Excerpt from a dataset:
########
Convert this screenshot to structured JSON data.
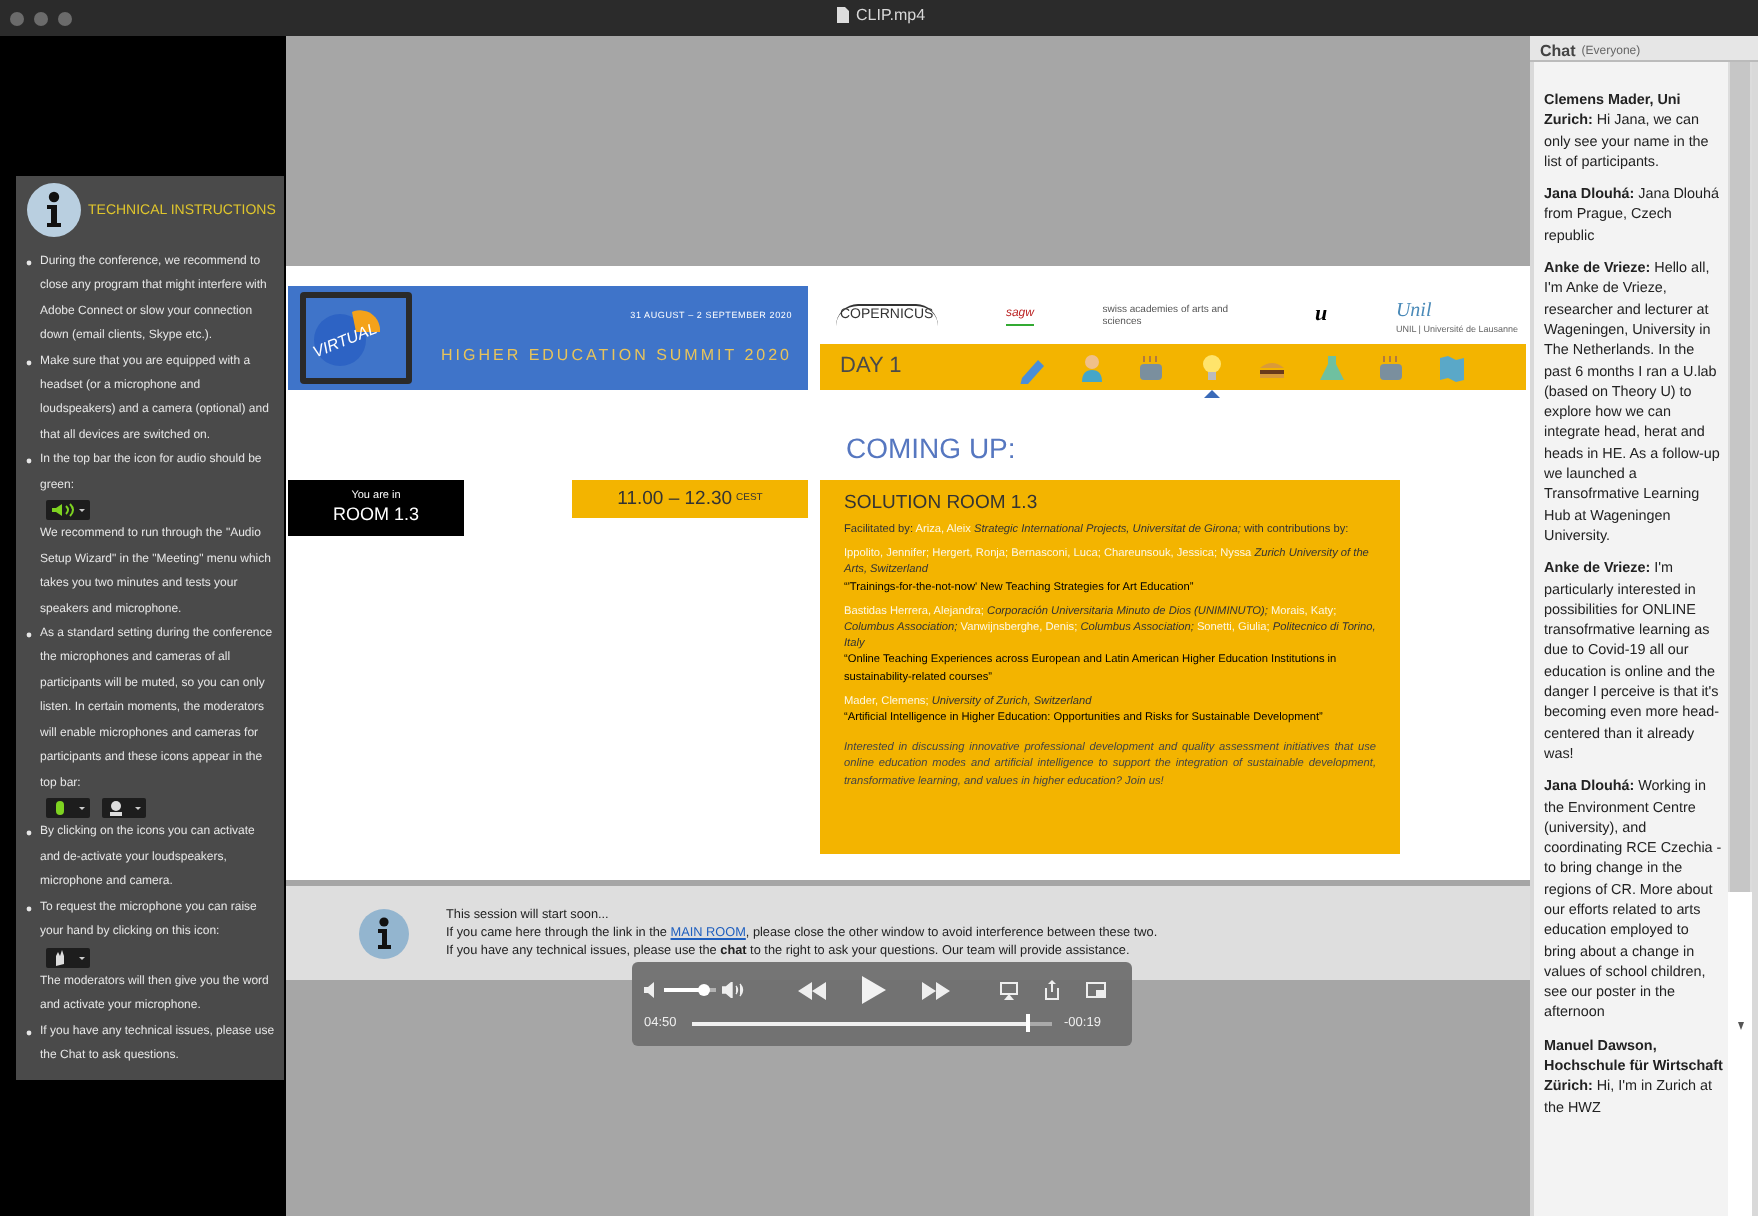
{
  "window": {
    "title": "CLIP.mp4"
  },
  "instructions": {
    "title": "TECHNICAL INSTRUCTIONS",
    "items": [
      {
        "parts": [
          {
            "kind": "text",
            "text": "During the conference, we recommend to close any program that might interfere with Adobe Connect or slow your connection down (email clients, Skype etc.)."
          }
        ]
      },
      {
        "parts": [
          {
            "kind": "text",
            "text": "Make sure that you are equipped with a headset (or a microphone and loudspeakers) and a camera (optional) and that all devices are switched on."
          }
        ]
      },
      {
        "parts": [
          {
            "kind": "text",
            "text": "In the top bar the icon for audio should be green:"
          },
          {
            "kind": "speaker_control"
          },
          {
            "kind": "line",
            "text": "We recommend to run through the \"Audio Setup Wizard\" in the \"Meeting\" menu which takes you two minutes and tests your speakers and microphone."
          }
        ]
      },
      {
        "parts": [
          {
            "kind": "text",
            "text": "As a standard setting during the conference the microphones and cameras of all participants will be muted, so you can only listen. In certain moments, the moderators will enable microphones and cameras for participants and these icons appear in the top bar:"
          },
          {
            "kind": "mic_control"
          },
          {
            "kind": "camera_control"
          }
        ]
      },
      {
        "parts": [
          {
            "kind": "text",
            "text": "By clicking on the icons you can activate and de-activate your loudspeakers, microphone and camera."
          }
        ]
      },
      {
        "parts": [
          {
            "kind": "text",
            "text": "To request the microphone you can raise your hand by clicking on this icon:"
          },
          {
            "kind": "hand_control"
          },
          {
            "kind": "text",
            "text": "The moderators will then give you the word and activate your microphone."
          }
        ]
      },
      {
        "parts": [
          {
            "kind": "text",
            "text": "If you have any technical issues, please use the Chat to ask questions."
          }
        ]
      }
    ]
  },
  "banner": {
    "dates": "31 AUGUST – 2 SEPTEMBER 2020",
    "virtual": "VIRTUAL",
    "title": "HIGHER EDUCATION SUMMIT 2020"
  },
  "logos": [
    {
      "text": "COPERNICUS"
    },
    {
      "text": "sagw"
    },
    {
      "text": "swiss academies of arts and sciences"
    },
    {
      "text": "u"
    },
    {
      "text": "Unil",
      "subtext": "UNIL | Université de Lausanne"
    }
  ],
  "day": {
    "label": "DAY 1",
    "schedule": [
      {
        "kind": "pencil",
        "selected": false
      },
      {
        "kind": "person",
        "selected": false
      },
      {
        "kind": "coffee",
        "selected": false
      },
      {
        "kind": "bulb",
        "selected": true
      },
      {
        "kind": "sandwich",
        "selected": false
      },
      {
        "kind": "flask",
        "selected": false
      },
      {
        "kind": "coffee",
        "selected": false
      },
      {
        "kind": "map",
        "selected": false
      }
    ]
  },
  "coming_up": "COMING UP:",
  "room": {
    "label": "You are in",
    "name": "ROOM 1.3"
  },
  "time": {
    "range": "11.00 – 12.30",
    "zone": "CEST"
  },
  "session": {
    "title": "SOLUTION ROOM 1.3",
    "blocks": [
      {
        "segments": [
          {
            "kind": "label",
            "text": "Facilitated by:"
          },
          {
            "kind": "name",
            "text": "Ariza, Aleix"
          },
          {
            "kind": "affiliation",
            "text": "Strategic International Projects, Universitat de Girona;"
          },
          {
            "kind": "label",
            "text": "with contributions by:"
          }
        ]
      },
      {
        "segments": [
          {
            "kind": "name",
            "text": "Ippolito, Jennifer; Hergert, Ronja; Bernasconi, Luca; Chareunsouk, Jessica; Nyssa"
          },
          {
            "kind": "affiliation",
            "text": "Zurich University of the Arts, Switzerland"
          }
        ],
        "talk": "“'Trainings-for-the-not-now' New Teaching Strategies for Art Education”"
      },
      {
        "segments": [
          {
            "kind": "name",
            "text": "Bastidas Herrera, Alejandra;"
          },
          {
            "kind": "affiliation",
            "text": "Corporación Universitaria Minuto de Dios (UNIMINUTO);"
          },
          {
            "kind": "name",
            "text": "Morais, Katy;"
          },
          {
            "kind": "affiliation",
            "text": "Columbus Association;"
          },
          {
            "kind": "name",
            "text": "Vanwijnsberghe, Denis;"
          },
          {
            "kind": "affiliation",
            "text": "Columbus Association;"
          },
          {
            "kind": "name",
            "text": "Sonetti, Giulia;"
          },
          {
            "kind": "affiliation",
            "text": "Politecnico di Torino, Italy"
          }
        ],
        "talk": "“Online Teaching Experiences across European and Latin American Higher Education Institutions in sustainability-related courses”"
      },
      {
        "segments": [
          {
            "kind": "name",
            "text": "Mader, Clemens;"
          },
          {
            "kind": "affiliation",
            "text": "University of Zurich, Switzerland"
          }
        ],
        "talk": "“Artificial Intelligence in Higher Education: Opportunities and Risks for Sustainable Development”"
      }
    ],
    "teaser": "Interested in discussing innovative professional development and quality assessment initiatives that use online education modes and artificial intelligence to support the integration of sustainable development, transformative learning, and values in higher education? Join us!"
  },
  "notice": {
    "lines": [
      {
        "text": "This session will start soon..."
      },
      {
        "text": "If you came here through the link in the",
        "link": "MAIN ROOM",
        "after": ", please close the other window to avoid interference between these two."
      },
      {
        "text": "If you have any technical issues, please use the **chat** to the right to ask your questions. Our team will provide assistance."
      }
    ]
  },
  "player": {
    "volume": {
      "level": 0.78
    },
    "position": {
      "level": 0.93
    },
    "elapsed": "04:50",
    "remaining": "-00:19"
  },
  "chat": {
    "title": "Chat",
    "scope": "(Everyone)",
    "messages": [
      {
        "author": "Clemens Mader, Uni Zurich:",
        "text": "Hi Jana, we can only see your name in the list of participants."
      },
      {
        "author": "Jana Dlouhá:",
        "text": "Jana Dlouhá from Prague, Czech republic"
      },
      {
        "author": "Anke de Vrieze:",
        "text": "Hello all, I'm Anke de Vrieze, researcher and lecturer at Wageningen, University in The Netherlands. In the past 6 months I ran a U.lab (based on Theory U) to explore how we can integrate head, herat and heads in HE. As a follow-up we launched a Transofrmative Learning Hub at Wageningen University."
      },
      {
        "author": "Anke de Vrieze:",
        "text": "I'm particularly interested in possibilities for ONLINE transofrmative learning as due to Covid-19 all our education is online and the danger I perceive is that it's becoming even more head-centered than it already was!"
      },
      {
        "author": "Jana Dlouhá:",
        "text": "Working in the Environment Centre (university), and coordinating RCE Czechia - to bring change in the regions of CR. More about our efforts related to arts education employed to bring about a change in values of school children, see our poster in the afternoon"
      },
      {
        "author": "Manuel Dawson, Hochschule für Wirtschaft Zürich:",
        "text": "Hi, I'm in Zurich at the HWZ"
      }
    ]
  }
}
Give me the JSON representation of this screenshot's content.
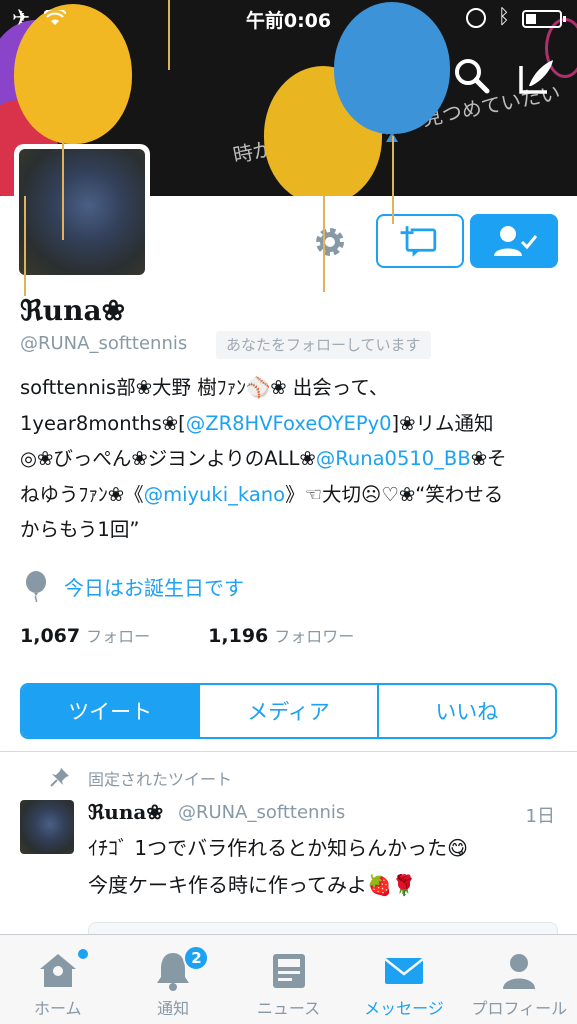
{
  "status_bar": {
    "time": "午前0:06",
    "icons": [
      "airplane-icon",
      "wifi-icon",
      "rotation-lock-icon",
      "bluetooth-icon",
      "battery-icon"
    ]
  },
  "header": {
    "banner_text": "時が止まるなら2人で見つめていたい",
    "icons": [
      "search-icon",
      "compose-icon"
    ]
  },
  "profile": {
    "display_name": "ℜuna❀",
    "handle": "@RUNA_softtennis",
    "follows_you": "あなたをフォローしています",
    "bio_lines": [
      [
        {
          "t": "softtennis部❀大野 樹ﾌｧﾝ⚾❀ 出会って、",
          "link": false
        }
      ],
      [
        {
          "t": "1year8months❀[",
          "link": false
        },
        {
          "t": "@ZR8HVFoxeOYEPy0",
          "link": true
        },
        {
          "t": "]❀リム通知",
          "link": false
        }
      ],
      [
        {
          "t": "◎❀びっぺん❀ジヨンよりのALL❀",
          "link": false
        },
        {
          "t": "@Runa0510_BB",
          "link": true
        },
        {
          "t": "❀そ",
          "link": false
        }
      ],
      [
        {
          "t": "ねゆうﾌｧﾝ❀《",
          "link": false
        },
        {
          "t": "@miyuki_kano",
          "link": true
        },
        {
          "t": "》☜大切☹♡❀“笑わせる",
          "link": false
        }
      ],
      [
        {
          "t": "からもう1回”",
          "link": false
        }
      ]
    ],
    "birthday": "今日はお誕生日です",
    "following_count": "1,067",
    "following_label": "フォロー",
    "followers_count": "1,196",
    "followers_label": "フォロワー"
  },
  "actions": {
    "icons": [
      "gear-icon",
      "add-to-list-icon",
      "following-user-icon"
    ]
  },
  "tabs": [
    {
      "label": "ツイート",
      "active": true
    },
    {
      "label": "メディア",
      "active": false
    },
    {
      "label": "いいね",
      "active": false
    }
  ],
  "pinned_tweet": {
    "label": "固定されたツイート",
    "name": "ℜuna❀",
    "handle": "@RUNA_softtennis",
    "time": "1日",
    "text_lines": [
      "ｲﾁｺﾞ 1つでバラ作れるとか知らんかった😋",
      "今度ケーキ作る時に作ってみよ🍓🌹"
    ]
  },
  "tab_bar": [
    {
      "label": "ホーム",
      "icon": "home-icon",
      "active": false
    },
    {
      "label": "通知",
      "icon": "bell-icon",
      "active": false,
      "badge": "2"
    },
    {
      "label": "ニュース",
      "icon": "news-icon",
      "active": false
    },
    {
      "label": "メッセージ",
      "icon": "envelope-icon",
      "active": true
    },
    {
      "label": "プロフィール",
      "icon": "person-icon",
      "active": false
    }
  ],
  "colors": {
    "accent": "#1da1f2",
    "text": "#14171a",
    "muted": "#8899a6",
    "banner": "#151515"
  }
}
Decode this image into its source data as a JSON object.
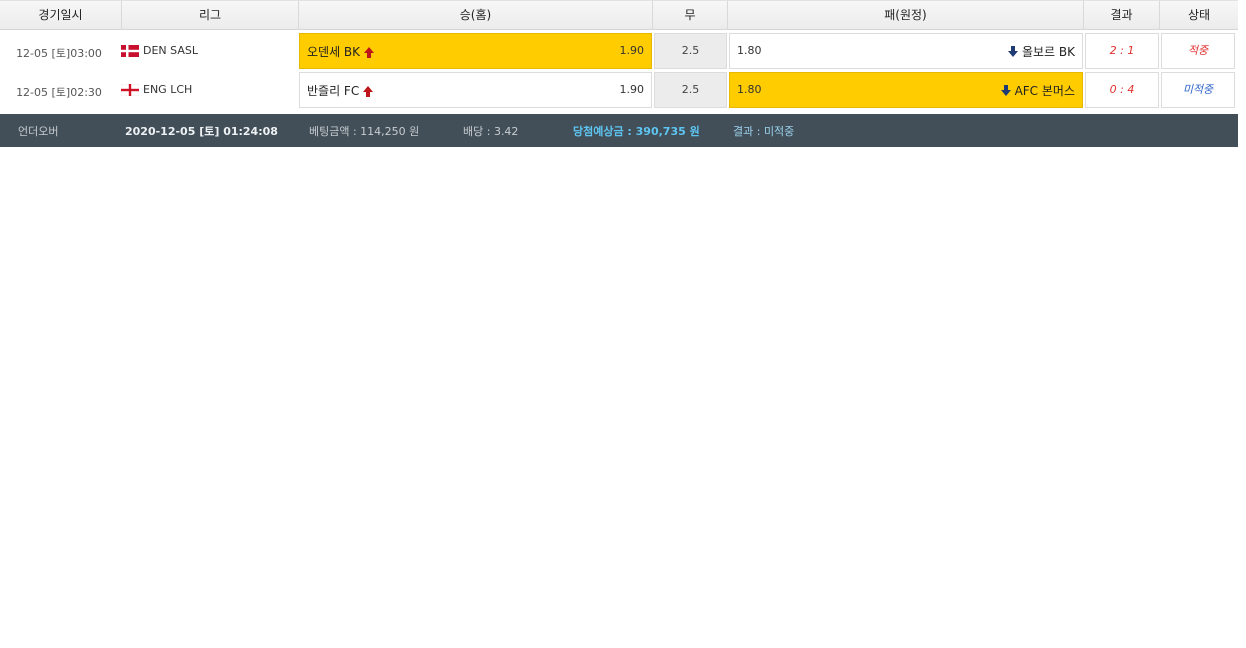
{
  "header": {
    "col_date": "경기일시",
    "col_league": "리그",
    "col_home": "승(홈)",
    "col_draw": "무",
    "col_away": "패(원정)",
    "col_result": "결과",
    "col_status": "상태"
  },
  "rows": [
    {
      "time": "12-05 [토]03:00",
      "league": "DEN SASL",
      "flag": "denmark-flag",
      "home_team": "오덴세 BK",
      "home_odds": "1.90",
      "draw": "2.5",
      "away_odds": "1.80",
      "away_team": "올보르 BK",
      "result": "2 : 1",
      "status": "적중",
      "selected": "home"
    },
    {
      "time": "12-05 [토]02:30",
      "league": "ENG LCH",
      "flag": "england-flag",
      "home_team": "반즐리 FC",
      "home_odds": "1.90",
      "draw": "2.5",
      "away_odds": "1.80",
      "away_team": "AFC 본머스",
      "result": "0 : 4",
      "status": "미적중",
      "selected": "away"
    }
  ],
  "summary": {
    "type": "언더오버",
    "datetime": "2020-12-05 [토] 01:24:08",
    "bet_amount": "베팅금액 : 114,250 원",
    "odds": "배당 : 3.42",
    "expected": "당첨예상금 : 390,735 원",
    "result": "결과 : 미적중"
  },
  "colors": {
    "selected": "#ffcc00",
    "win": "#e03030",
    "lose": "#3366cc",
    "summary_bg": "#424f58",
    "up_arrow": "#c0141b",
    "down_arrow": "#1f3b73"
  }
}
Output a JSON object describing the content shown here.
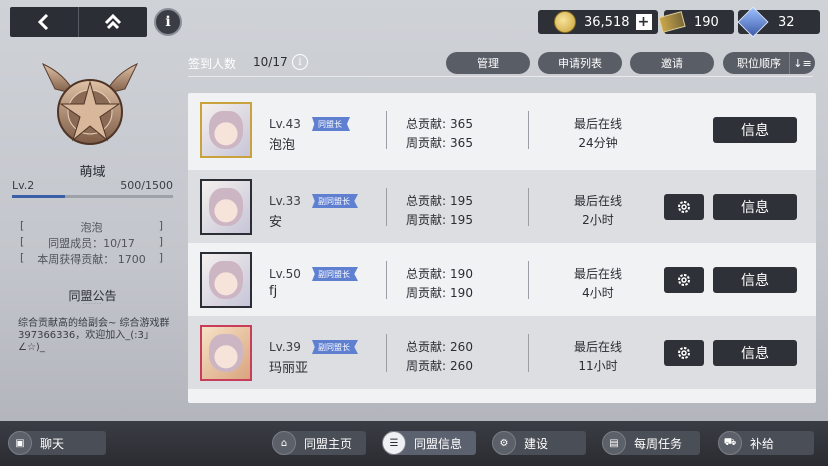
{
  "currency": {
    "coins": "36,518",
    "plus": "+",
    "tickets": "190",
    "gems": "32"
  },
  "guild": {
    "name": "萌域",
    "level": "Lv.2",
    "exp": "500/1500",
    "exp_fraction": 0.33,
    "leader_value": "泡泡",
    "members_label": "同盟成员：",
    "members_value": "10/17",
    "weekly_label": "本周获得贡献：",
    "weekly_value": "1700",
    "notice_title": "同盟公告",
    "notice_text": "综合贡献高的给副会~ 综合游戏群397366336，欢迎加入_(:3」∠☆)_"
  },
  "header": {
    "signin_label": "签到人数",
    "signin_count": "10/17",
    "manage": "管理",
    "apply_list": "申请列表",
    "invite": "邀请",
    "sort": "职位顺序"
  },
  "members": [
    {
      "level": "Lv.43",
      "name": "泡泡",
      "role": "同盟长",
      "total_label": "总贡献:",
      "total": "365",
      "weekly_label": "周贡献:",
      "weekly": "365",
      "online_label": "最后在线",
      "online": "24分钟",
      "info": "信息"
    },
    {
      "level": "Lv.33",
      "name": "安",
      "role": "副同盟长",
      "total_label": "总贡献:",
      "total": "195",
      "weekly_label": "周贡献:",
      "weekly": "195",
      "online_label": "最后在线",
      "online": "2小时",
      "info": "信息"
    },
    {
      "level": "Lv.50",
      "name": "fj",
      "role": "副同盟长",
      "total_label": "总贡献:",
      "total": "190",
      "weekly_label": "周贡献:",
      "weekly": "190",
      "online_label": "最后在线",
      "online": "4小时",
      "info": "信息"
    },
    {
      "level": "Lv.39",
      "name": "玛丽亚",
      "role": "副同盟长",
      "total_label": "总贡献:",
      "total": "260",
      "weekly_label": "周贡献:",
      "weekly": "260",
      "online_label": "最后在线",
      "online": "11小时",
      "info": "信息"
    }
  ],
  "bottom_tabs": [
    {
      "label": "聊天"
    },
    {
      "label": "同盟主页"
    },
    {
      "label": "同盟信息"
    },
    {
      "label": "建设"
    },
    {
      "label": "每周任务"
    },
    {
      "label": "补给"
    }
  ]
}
########
How many lines in the records above contain the word "Jana"? Give only the number.

4